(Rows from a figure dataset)
_____

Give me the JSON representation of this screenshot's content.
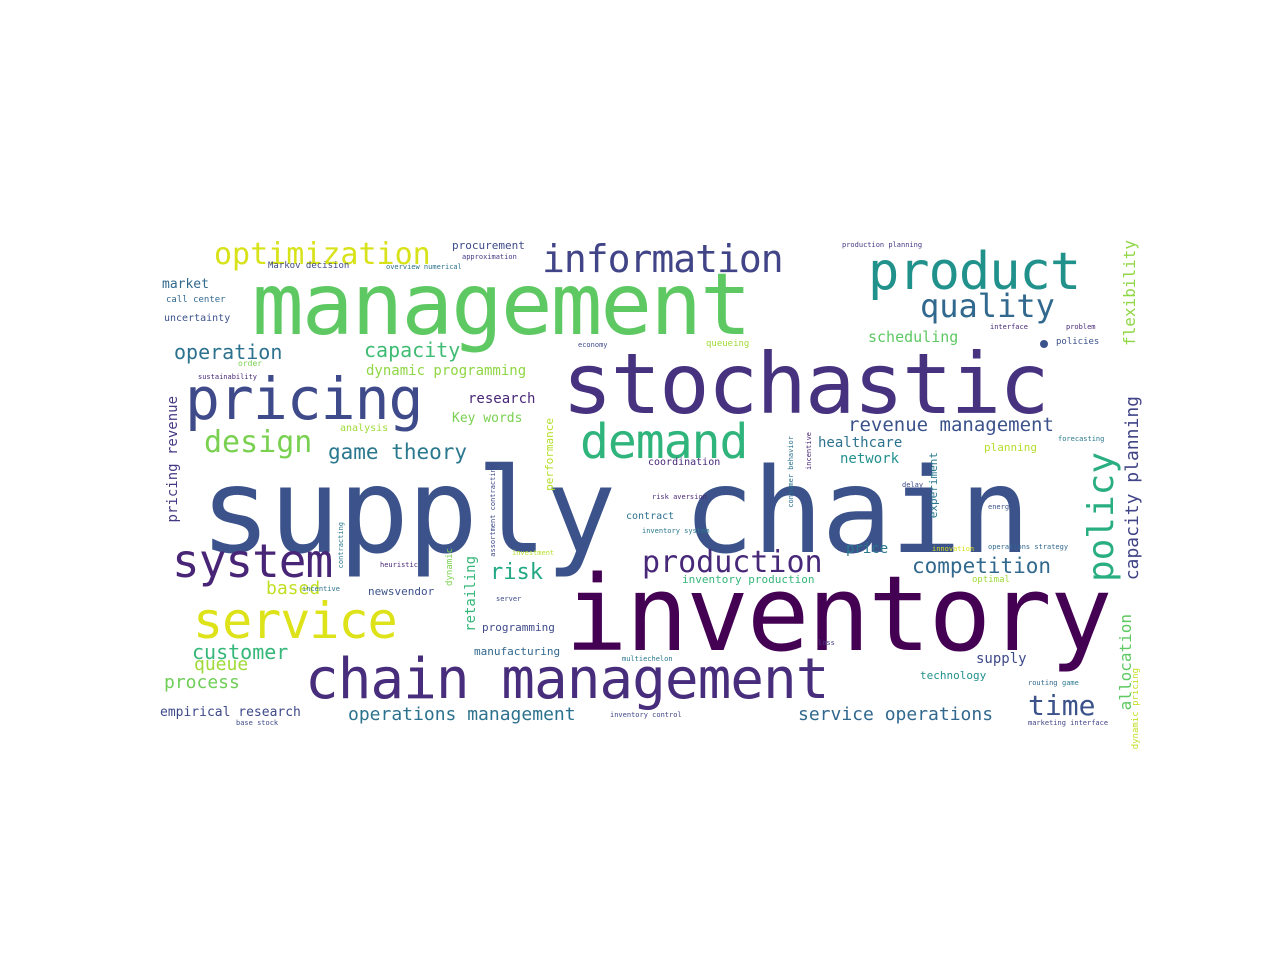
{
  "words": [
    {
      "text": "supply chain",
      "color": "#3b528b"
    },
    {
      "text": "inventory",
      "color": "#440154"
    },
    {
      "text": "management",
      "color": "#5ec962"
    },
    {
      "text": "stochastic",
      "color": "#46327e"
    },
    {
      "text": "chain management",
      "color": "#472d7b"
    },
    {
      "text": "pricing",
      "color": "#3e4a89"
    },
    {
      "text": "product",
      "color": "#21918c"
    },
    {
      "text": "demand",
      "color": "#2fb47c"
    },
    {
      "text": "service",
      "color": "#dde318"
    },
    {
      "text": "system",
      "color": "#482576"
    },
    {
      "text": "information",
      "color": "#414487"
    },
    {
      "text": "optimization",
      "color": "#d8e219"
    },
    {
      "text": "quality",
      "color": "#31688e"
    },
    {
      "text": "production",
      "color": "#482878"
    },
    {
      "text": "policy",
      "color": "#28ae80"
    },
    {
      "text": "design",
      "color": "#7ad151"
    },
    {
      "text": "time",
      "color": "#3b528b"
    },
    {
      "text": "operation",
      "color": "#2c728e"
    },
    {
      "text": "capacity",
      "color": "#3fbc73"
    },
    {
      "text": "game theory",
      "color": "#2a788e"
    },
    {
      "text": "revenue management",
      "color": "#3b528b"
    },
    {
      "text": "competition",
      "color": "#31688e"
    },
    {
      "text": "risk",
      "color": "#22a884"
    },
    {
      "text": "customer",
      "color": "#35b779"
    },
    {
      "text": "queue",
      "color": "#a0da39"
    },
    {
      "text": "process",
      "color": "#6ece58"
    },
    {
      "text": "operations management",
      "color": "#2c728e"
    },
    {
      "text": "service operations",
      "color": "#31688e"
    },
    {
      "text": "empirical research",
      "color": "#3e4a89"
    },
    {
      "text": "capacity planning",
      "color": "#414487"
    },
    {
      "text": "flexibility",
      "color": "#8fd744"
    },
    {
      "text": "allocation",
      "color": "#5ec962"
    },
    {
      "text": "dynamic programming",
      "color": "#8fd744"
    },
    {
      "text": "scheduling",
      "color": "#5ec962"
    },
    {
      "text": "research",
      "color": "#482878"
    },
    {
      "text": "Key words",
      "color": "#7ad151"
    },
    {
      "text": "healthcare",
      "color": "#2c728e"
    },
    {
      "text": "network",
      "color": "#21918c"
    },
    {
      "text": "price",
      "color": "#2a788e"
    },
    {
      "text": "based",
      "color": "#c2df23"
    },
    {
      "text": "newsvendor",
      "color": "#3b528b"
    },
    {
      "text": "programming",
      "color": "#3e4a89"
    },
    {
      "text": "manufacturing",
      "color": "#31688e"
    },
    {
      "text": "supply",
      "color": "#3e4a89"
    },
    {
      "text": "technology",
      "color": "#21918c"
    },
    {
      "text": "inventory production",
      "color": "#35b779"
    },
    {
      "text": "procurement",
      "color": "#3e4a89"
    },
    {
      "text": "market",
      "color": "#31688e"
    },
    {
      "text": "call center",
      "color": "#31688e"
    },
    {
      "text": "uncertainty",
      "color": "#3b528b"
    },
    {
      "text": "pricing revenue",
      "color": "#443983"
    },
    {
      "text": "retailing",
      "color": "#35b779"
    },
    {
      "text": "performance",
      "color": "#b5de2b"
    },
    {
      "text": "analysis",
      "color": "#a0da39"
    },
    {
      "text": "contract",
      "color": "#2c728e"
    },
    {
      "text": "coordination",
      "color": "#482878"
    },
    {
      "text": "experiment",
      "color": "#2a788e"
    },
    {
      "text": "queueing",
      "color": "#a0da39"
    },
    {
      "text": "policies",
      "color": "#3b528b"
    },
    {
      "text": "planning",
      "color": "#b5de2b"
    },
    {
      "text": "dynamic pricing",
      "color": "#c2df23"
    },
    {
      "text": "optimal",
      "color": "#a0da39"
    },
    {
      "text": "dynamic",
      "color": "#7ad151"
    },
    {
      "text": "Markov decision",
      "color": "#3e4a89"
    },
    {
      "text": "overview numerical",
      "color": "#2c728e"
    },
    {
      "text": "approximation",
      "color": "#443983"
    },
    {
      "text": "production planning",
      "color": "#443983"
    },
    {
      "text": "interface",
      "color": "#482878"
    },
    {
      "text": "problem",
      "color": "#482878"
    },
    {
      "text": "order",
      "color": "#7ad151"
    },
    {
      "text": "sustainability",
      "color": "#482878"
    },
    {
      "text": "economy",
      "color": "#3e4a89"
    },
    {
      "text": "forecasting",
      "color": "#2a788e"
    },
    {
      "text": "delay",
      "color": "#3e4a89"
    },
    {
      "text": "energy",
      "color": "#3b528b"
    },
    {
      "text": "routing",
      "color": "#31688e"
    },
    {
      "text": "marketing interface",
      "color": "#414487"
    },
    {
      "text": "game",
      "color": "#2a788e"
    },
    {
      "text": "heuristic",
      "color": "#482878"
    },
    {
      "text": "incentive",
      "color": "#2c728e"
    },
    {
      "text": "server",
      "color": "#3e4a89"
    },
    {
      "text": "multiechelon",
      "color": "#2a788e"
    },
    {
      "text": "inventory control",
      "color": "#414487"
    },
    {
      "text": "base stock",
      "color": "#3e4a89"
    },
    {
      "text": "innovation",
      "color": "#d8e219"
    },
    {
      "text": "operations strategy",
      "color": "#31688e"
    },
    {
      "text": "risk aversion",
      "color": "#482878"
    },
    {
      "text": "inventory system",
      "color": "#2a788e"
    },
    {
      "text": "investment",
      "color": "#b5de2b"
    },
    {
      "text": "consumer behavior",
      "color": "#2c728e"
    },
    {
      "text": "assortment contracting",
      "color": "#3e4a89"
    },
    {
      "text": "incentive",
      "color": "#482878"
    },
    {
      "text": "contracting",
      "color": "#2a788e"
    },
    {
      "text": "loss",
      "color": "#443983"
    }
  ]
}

_____

- **STATED GOAL**
Extract, from the material above, each line holding the word "management".

- **EXERCISE ANSWER**
      "text": "management",
      "text": "chain management",
      "text": "revenue management",
      "text": "operations management",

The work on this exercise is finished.